Short exercise.
Your task is to transcribe the data in full.

+++ Provided records

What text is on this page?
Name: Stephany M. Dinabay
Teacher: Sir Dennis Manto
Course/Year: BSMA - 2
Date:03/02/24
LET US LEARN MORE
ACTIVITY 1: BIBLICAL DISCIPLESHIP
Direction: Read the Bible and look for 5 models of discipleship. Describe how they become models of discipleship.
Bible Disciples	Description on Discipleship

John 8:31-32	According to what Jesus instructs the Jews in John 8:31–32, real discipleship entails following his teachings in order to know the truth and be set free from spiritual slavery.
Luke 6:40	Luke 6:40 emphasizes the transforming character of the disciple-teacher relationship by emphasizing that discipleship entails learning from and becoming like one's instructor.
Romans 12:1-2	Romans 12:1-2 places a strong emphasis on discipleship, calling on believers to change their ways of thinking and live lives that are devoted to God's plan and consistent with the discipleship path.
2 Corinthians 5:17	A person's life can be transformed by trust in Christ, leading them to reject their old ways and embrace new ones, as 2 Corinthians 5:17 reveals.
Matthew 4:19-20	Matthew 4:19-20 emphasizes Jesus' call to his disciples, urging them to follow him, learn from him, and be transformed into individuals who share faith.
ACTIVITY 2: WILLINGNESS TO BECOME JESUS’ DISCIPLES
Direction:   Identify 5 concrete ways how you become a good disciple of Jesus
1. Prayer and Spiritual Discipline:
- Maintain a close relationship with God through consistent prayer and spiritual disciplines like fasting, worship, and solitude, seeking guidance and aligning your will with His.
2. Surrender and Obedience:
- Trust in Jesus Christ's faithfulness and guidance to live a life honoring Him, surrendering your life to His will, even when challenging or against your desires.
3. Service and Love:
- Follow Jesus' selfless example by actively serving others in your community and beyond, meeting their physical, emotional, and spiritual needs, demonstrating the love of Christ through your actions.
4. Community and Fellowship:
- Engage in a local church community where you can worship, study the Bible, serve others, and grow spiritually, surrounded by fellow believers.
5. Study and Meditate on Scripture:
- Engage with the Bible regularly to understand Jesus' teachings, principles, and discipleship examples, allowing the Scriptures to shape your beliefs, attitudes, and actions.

++++++

Exercise solution.
What text is on this page?
Name: Stephany M. Dinabay
Teacher: Sir Dennis Manto
Course/Year: BSMA - 2
Date:03/02/24
LET US LEARN MORE
ACTIVITY 1: BIBLICAL DISCIPLESHIP
Direction: Read the Bible and look for 5 models of discipleship. Describe how they become models of discipleship.
Bible Disciples	Description on Discipleship

John 8:31-32	According to what Jesus instructs the Jews in John 8:31–32, real discipleship entails following his teachings in order to know the truth and be set free from spiritual slavery.
Luke 6:40	Luke 6:40 emphasizes the transforming character of the disciple-teacher relationship by emphasizing that discipleship entails learning from and becoming like one's instructor.
Romans 12:1-2	Romans 12:1-2 places a strong emphasis on discipleship, calling on believers to change their ways of thinking and live lives that are devoted to God's plan and consistent with the discipleship path.
2 Corinthians 5:17	A person's life can be transformed by trust in Christ, leading them to reject their old ways and embrace new ones, as 2 Corinthians 5:17 reveals.
Matthew 4:19-20	Matthew 4:19-20 emphasizes Jesus' call to his disciples, urging them to follow him, learn from him, and be transformed into individuals who share faith.
ACTIVITY 2: WILLINGNESS TO BECOME JESUS’ DISCIPLES
Direction:   Identify 5 concrete ways how you become a good disciple of Jesus
1. Prayer and Spiritual Discipline:
- Maintain a close relationship with God through consistent prayer and spiritual disciplines like fasting, worship, and solitude, seeking guidance and aligning your will with His.
2. Surrender and Obedience:
- Trust in Jesus Christ's faithfulness and guidance to live a life honoring Him, surrendering your life to His will, even when challenging or against your desires.
3. Service and Love:
- Follow Jesus' selfless example by actively serving others in your community and beyond, meeting their physical, emotional, and spiritual needs, demonstrating the love of Christ through your actions.
4. Community and Fellowship:
- Engage in a local church community where you can worship, study the Bible, serve others, and grow spiritually, surrounded by fellow believers.
5. Study and Meditate on Scripture:
- Engage with the Bible regularly to understand Jesus' teachings, principles, and discipleship examples, allowing the Scriptures to shape your beliefs, attitudes, and actions.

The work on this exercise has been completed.